[INSTRUCTION]: Check each line of the records below for the string "señal", then state how many lines contain it, with no other output.

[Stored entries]

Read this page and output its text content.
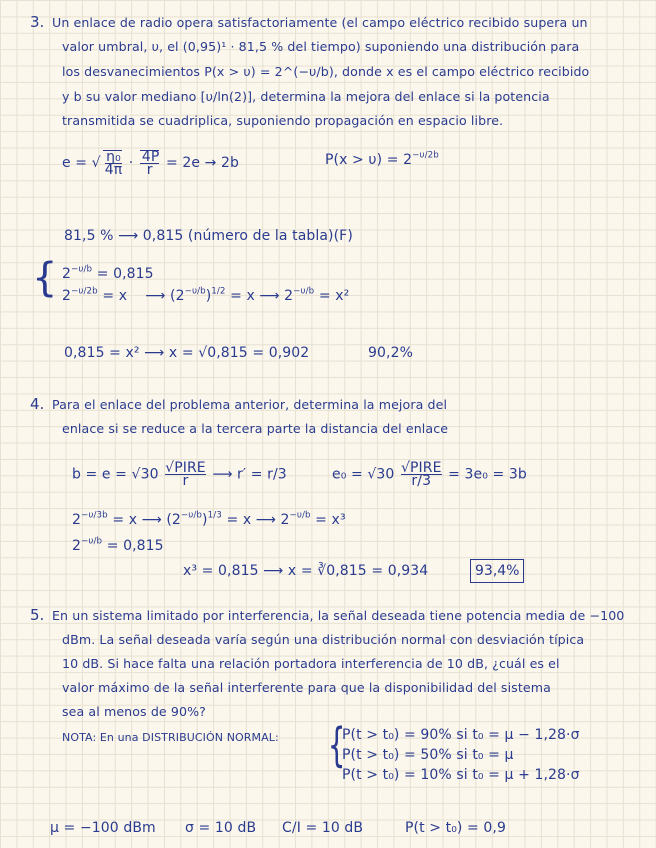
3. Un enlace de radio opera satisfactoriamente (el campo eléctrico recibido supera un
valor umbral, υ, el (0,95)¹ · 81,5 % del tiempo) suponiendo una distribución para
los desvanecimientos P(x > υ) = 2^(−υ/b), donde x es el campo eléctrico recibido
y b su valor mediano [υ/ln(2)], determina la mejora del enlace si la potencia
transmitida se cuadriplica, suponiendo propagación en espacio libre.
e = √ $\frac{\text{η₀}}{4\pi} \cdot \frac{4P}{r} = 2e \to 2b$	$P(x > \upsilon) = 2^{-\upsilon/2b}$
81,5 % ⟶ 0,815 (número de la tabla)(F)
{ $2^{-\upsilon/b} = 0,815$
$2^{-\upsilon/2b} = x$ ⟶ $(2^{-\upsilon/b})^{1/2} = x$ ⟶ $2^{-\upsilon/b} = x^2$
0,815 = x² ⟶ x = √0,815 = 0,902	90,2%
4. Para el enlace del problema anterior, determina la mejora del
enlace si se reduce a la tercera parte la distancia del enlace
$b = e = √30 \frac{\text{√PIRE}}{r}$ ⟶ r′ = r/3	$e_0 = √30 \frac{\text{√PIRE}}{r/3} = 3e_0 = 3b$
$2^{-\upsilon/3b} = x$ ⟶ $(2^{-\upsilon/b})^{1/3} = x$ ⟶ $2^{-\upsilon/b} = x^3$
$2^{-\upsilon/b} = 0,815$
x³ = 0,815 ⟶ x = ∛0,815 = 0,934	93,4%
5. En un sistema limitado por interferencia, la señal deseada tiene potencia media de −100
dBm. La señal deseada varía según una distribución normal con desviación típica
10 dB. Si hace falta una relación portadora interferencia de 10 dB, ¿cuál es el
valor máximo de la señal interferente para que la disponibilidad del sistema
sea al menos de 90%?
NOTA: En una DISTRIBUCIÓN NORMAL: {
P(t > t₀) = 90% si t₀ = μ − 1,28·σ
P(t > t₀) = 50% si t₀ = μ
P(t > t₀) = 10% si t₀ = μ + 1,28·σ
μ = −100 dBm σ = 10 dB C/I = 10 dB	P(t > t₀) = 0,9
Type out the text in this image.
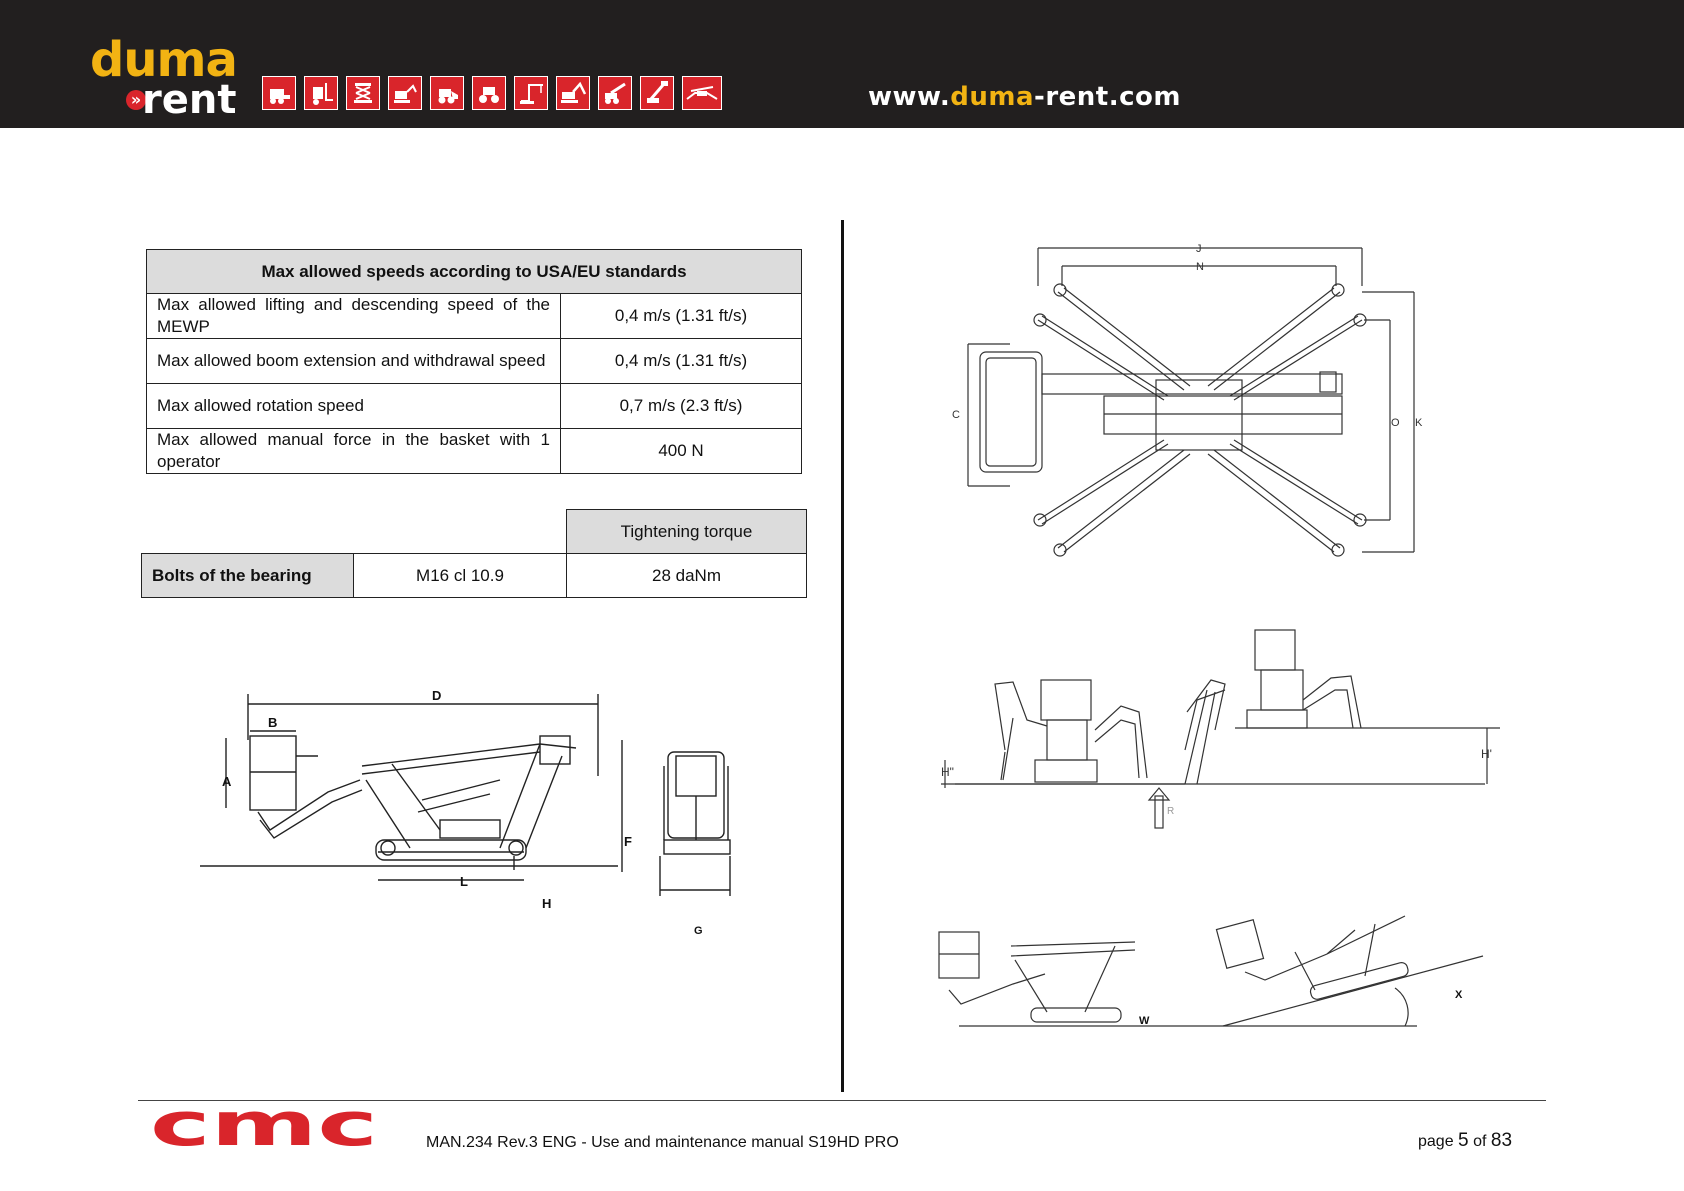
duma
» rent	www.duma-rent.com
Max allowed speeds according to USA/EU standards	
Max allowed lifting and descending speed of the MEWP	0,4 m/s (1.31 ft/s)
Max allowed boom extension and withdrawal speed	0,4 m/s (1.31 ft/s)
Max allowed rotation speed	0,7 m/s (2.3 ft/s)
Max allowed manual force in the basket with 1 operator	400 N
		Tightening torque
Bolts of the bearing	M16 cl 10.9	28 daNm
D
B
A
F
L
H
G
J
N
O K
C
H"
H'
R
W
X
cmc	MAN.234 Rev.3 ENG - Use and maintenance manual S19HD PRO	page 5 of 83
==
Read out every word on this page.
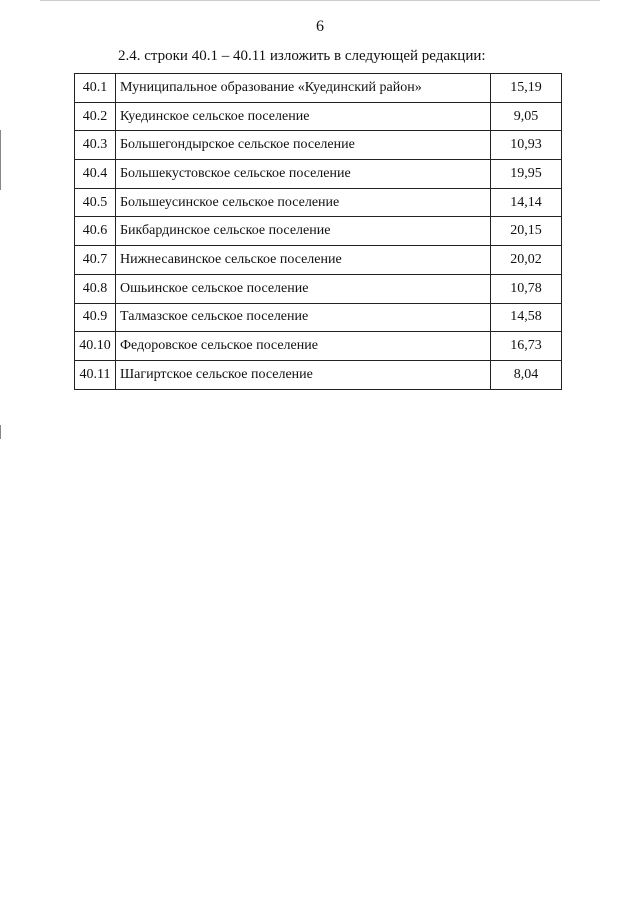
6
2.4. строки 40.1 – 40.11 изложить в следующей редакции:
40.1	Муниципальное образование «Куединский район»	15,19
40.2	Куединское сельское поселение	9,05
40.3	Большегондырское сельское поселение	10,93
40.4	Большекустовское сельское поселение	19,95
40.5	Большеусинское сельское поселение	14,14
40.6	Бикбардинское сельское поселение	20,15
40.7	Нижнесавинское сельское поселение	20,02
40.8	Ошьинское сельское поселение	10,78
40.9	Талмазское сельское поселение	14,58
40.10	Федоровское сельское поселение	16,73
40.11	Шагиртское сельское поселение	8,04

[SOLUTION]: 3